= Asynchronous cellular automaton =

Independently updating cells

Cellular automata, as with other multi-agent system models, usually treat time as discrete and state updates as occurring synchronously. The state of every cell in the model is updated together, before any of the new states influence other cells. In contrast, an asynchronous cellular automaton is able to update individual cells independently, in such a way that the new state of a cell affects the calculation of states in neighbouring cells.

Implementations of synchronous updating can be analysed in two phases. The first, interaction, calculates the new state of each cell based on the neighbourhood and the update rule. State values are held in a temporary store. The second phase updates state values by copying the new states to the cells.

In contrast, asynchronous updating does not necessarily separate these two phases: in the simplest case (fully asynchronous updating), changes in state are implemented immediately.

The synchronous approach assumes the presence of a global clock to ensure all cells are updated together. While convenient for preparing computer systems, this might be an unrealistic assumption if the model is intended to represent, for example, a living system where there is no evidence of the presence of such a device.

A general method repeatedly discovered independently (by K. Nakamura in the 1970s, by T. Toffoli in the 1980s, and by C. L. Nehaniv in 1998) allows one to emulate exactly the behaviour of a synchronous cellular automaton via an asynchronous one constructed as a simple modification of the synchronous cellular automaton (Nehaniv 2002). Correctness of this method however has only more recently been rigorously proved (Nehaniv, 2004). As a consequence, it follows immediately from results on synchronous cellular automata that asynchronous cellular automata are capable of emulating, e.g., Conway's Game of Life, of universal computation, and of self-replication (e.g., as in a Von Neumann universal constructor).
Moreover, the general construction and the proof also applies to the more general class of synchronous automata networks (inhomogeneous networks of automata over directed graphs, allowing external inputs - which includes cellular automata as a special case), showing constructively how their behaviour may be asynchronously realized by a corresponding asynchronous automata network.

■ **RECORD EXTRACTS**
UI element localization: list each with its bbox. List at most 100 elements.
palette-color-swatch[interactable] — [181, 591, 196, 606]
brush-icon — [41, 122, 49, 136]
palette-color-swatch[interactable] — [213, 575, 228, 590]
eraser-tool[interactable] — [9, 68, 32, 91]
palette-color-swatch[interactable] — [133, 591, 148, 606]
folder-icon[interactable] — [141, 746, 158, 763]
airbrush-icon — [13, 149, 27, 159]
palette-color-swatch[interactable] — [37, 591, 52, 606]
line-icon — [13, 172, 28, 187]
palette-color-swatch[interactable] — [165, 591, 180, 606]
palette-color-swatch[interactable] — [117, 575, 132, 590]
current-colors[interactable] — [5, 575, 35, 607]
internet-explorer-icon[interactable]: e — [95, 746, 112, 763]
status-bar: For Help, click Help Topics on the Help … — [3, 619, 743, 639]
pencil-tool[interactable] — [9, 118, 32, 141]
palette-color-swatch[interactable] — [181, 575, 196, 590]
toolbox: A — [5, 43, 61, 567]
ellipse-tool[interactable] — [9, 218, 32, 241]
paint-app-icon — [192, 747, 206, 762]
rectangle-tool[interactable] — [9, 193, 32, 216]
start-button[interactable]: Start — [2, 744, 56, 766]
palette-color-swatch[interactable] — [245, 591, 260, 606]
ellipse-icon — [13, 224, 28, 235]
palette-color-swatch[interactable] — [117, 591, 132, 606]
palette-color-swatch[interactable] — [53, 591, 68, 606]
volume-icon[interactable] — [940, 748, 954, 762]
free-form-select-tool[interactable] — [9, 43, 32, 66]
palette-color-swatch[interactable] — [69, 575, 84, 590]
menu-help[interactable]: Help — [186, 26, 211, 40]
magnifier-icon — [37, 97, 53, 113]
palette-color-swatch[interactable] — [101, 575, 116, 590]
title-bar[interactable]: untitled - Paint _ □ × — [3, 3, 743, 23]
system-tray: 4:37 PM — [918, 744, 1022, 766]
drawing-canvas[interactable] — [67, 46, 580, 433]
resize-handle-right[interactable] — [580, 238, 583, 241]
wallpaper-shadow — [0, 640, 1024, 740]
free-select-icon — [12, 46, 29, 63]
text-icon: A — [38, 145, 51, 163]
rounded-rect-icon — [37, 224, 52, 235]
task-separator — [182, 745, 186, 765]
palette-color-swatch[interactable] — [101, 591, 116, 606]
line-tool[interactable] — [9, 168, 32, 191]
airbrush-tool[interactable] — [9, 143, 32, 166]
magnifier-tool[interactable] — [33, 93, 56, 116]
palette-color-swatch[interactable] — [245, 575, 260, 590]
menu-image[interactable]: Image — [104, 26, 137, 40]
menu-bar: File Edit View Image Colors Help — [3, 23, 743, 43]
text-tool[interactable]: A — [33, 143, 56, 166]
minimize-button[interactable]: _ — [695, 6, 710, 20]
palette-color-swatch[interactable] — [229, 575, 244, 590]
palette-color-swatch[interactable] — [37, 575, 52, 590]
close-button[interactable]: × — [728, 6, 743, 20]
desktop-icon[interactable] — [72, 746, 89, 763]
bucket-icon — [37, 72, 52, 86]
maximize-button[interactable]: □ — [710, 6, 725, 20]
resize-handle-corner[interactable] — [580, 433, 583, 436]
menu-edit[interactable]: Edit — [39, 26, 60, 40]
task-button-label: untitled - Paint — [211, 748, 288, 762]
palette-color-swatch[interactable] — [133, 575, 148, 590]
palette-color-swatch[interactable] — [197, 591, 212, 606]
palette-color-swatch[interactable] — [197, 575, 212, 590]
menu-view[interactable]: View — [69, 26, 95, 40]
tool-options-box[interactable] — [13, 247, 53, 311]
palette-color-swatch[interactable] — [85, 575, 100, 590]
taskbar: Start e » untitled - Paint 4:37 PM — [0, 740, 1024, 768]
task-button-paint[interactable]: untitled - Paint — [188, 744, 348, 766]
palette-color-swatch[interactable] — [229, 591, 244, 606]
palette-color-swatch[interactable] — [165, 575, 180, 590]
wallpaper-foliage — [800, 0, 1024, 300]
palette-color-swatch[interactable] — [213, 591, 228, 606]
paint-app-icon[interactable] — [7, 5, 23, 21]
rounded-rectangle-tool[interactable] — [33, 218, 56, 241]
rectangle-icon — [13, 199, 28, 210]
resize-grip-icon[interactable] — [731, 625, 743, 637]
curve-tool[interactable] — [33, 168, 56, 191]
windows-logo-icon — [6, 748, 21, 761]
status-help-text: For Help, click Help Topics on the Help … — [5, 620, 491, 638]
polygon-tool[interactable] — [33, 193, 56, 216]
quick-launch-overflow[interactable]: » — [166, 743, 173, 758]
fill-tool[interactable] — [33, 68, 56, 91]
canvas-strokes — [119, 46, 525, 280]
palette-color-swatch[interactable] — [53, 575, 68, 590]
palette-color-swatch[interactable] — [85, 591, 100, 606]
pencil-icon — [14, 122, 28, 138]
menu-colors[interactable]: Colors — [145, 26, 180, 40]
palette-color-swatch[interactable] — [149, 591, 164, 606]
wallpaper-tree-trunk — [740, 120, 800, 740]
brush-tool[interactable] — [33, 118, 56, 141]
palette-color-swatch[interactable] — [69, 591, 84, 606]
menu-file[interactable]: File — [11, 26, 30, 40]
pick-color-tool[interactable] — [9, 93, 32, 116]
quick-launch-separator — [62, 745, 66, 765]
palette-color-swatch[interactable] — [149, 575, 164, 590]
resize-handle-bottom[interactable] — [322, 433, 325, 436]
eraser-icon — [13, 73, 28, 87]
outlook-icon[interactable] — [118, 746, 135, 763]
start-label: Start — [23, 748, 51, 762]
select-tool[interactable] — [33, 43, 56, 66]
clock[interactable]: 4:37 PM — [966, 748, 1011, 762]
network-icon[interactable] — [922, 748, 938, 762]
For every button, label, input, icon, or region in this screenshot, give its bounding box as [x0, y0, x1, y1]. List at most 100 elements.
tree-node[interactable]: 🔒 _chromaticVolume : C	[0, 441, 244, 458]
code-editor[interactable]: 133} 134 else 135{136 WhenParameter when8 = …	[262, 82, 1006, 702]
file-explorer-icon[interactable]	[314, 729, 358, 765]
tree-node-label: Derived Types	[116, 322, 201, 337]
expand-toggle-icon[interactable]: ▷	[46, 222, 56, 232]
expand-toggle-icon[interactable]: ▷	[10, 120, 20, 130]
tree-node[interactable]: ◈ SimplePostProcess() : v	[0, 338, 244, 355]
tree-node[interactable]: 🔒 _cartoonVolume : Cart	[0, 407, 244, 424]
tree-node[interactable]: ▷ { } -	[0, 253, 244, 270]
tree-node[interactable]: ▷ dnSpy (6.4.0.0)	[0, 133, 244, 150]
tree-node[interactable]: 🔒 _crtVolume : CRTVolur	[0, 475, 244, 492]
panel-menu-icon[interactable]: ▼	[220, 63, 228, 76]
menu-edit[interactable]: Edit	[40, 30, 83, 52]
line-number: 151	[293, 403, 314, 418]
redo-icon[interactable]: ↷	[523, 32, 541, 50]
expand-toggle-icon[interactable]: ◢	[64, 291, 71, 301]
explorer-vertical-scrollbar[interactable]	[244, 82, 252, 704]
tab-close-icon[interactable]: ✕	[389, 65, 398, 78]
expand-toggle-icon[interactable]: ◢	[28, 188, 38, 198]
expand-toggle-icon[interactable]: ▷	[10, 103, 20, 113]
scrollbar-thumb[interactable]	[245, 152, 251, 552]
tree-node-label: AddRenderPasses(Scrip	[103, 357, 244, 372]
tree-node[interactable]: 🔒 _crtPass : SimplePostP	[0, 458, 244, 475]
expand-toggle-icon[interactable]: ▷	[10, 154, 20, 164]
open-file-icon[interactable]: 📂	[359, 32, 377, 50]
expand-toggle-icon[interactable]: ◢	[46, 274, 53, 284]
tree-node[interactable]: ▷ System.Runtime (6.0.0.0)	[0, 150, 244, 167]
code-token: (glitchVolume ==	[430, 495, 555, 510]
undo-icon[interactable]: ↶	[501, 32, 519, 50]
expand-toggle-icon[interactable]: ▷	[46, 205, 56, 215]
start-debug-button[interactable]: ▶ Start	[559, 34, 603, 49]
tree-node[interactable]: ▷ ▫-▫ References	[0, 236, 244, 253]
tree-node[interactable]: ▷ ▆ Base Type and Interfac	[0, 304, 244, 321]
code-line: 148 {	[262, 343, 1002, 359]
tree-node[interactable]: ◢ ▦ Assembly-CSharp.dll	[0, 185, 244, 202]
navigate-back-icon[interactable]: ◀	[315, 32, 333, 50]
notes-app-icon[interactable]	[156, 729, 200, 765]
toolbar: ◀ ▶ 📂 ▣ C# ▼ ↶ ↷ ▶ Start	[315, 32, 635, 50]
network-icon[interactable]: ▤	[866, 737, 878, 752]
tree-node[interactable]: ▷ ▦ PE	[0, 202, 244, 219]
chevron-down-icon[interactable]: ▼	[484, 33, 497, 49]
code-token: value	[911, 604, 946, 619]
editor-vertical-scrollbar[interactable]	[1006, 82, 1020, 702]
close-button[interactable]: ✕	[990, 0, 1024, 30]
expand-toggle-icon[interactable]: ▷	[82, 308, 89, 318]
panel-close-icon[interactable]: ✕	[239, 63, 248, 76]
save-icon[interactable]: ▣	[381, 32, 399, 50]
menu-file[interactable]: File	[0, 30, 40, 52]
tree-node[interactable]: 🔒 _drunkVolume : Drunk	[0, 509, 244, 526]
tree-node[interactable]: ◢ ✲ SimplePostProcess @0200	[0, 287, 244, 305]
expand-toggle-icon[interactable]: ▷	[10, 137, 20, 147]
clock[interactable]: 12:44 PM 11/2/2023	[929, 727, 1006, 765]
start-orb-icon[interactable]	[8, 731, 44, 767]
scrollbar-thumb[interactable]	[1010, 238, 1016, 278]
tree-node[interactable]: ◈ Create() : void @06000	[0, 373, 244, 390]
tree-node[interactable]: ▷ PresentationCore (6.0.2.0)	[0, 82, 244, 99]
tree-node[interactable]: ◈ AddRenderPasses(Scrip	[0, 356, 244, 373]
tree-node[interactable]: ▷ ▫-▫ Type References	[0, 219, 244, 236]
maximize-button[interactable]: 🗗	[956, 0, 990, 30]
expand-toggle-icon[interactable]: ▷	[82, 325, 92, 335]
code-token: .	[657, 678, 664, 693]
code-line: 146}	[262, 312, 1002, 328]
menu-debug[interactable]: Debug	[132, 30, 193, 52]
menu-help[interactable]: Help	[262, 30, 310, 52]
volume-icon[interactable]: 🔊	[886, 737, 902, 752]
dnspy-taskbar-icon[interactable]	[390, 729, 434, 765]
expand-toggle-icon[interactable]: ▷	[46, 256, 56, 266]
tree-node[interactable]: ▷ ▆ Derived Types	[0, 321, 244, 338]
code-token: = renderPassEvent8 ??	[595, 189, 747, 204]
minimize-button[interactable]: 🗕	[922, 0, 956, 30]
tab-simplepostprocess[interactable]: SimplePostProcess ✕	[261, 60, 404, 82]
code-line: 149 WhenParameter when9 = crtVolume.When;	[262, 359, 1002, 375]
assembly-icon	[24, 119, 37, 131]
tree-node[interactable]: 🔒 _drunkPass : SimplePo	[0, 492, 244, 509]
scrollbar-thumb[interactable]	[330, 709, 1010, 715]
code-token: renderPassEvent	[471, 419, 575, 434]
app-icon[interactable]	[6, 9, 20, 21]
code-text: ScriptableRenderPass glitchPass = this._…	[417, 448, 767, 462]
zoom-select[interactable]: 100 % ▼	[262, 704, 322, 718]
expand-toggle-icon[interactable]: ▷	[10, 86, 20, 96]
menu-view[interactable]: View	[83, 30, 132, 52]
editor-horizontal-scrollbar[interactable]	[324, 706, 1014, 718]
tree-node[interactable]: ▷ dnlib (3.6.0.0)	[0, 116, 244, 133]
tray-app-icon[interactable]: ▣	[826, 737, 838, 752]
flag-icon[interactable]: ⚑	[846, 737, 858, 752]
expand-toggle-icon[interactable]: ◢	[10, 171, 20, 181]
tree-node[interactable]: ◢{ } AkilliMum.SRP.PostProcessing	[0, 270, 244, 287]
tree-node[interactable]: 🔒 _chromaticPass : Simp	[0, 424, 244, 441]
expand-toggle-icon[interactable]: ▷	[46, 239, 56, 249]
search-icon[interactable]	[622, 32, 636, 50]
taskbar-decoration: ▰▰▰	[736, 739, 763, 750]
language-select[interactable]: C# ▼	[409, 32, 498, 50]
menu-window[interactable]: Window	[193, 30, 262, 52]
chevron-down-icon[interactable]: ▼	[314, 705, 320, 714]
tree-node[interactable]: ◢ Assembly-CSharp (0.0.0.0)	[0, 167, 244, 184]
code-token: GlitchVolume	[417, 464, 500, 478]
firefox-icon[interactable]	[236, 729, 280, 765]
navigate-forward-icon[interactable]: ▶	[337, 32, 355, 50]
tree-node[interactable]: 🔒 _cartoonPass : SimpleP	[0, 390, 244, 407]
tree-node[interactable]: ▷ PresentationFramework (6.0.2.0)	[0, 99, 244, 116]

■ **EXERCISE INSTRUCTIONS**
Transcribe the text on asynchronous cellular automata in full, without changing anything.

■ **SOLUTION TO THE EXERCISE**
= Asynchronous cellular automaton =

Independently updating cells

Cellular automata, as with other multi-agent system models, usually treat time as discrete and state updates as occurring synchronously. The state of every cell in the model is updated together, before any of the new states influence other cells. In contrast, an asynchronous cellular automaton is able to update individual cells independently, in such a way that the new state of a cell affects the calculation of states in neighbouring cells.

Implementations of synchronous updating can be analysed in two phases. The first, interaction, calculates the new state of each cell based on the neighbourhood and the update rule. State values are held in a temporary store. The second phase updates state values by copying the new states to the cells.

In contrast, asynchronous updating does not necessarily separate these two phases: in the simplest case (fully asynchronous updating), changes in state are implemented immediately.

The synchronous approach assumes the presence of a global clock to ensure all cells are updated together. While convenient for preparing computer systems, this might be an unrealistic assumption if the model is intended to represent, for example, a living system where there is no evidence of the presence of such a device.

A general method repeatedly discovered independently (by K. Nakamura in the 1970s, by T. Toffoli in the 1980s, and by C. L. Nehaniv in 1998) allows one to emulate exactly the behaviour of a synchronous cellular automaton via an asynchronous one constructed as a simple modification of the synchronous cellular automaton (Nehaniv 2002). Correctness of this method however has only more recently been rigorously proved (Nehaniv, 2004). As a consequence, it follows immediately from results on synchronous cellular automata that asynchronous cellular automata are capable of emulating, e.g., Conway's Game of Life, of universal computation, and of self-replication (e.g., as in a Von Neumann universal constructor).
Moreover, the general construction and the proof also applies to the more general class of synchronous automata networks (inhomogeneous networks of automata over directed graphs, allowing external inputs - which includes cellular automata as a special case), showing constructively how their behaviour may be asynchronously realized by a corresponding asynchronous automata network.